Stated goal — Rewrite the material below with every "data-point" changed to "point-marker" and everything else left unchanged.

Stored entries
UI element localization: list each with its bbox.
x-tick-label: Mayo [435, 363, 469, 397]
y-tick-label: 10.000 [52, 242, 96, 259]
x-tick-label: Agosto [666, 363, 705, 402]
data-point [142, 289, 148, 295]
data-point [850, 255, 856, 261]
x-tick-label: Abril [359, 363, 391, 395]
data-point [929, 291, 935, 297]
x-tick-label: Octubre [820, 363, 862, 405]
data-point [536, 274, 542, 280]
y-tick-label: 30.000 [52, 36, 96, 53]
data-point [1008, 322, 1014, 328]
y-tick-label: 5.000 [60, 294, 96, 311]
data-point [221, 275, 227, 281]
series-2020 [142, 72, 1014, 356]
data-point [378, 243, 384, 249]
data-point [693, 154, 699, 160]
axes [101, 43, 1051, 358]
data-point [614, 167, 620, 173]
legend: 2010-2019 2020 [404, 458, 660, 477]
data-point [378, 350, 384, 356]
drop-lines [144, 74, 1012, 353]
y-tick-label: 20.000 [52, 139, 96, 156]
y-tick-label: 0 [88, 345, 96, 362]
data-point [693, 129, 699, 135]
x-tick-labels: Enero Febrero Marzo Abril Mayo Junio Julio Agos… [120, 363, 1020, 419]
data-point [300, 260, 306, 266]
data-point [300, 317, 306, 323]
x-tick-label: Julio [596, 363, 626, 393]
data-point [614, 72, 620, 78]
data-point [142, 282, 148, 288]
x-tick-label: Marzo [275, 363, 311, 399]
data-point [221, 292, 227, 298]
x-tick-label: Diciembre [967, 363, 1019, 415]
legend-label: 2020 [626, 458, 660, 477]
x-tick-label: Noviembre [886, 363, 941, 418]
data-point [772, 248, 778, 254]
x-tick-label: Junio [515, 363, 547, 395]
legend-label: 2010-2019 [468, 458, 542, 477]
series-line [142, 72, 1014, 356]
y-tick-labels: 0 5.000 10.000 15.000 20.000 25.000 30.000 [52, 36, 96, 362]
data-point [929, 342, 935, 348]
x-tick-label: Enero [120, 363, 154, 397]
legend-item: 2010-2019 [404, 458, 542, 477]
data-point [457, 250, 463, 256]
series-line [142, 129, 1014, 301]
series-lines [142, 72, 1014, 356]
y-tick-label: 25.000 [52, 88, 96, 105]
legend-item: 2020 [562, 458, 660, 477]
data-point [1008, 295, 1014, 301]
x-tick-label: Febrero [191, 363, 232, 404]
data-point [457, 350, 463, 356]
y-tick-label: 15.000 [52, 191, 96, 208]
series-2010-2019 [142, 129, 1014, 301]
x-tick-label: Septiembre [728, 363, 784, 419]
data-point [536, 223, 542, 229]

Task solution —
UI element localization: list each with its bbox.
x-tick-label: Mayo [435, 363, 469, 397]
y-tick-label: 10.000 [52, 242, 96, 259]
x-tick-label: Agosto [666, 363, 705, 402]
point-marker [142, 289, 148, 295]
point-marker [850, 255, 856, 261]
x-tick-label: Abril [359, 363, 391, 395]
point-marker [929, 291, 935, 297]
x-tick-label: Octubre [820, 363, 862, 405]
point-marker [536, 274, 542, 280]
y-tick-label: 30.000 [52, 36, 96, 53]
point-marker [1008, 322, 1014, 328]
y-tick-label: 5.000 [60, 294, 96, 311]
point-marker [221, 275, 227, 281]
series-2020 [142, 72, 1014, 356]
point-marker [378, 243, 384, 249]
point-marker [693, 154, 699, 160]
axes [101, 43, 1051, 358]
point-marker [614, 167, 620, 173]
legend: 2010-2019 2020 [404, 458, 660, 477]
point-marker [378, 350, 384, 356]
drop-lines [144, 74, 1012, 353]
y-tick-label: 20.000 [52, 139, 96, 156]
y-tick-label: 0 [88, 345, 96, 362]
point-marker [693, 129, 699, 135]
x-tick-labels: Enero Febrero Marzo Abril Mayo Junio Julio Agos… [120, 363, 1020, 419]
point-marker [300, 260, 306, 266]
point-marker [300, 317, 306, 323]
x-tick-label: Julio [596, 363, 626, 393]
point-marker [614, 72, 620, 78]
point-marker [142, 282, 148, 288]
x-tick-label: Marzo [275, 363, 311, 399]
point-marker [221, 292, 227, 298]
x-tick-label: Diciembre [967, 363, 1019, 415]
legend-label: 2020 [626, 458, 660, 477]
x-tick-label: Noviembre [886, 363, 941, 418]
point-marker [772, 248, 778, 254]
x-tick-label: Junio [515, 363, 547, 395]
legend-label: 2010-2019 [468, 458, 542, 477]
series-line [142, 72, 1014, 356]
y-tick-labels: 0 5.000 10.000 15.000 20.000 25.000 30.000 [52, 36, 96, 362]
point-marker [929, 342, 935, 348]
x-tick-label: Enero [120, 363, 154, 397]
legend-item: 2010-2019 [404, 458, 542, 477]
point-marker [457, 250, 463, 256]
series-line [142, 129, 1014, 301]
series-lines [142, 72, 1014, 356]
y-tick-label: 25.000 [52, 88, 96, 105]
legend-item: 2020 [562, 458, 660, 477]
point-marker [1008, 295, 1014, 301]
x-tick-label: Febrero [191, 363, 232, 404]
point-marker [457, 350, 463, 356]
y-tick-label: 15.000 [52, 191, 96, 208]
series-2010-2019 [142, 129, 1014, 301]
x-tick-label: Septiembre [728, 363, 784, 419]
point-marker [536, 223, 542, 229]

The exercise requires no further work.